◆ Data rows ◆
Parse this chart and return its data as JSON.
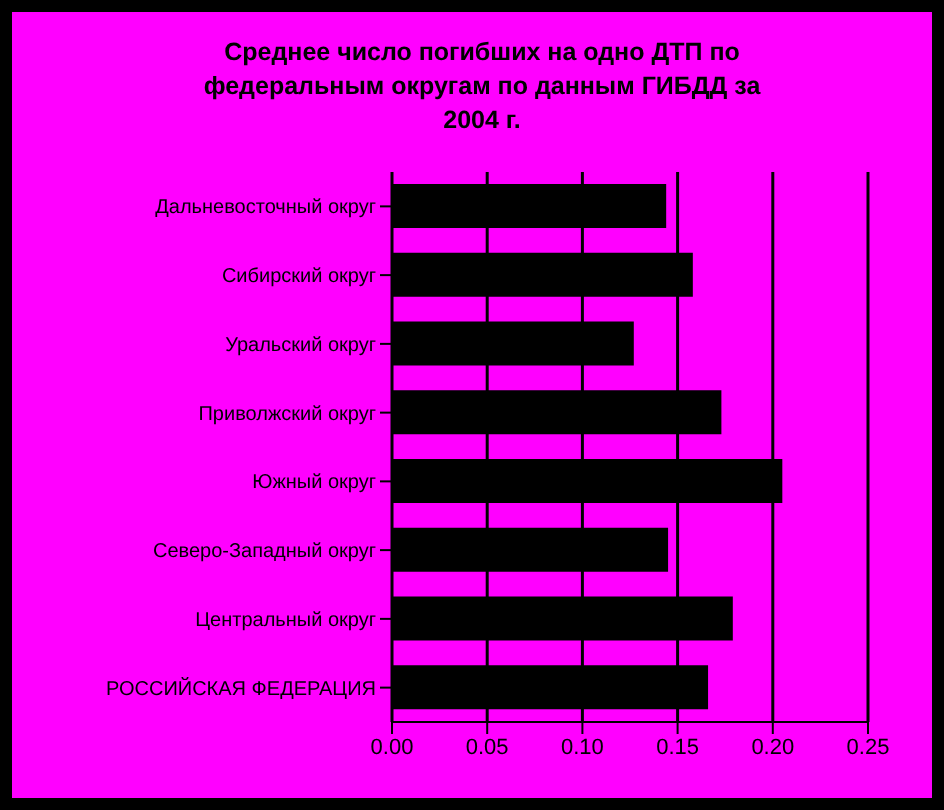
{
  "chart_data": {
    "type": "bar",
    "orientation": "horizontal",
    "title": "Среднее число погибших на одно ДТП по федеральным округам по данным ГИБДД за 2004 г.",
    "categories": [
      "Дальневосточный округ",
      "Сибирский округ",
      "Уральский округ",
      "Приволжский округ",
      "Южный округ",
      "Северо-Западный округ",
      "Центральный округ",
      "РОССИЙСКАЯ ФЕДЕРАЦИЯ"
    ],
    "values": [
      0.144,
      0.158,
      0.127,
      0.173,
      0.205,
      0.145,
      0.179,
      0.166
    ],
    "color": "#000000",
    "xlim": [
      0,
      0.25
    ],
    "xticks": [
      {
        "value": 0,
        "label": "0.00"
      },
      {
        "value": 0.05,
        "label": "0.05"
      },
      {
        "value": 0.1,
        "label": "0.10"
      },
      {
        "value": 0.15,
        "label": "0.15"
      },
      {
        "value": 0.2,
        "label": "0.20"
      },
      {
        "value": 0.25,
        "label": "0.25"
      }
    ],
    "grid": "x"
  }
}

--

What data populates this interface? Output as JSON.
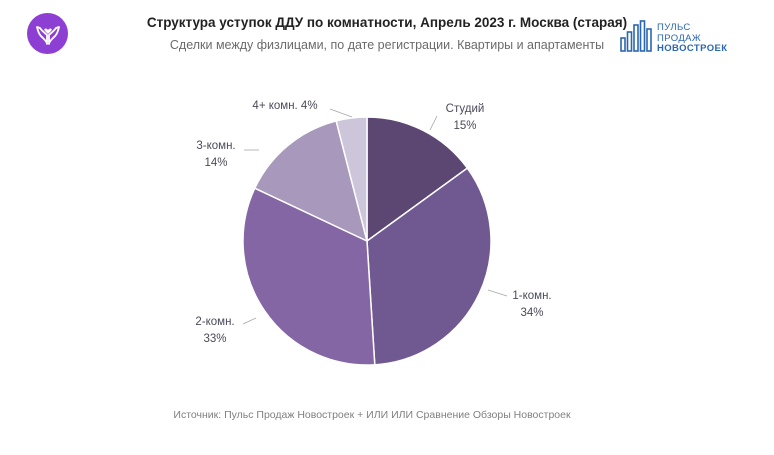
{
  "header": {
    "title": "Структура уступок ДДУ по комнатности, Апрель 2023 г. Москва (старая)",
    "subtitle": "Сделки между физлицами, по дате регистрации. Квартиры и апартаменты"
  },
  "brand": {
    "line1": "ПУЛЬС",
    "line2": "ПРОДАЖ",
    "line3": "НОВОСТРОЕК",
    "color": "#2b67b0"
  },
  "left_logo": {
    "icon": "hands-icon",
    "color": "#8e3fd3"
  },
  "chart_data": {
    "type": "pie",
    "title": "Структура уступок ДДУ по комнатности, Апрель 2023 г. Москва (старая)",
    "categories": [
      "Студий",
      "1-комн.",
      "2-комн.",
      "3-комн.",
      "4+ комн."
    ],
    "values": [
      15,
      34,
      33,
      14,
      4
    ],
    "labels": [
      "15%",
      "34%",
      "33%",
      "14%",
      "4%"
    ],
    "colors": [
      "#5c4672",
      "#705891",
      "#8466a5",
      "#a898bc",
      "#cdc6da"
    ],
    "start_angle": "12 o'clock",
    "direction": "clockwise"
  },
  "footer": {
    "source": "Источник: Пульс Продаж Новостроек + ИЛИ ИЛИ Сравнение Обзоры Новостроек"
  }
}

◆ Exercise ◆
Show the lines where the word "this" appears in the entries.

◆ Problem solution ◆
Parse this chart and return its data as JSON.
What data populates this interface? Output as JSON.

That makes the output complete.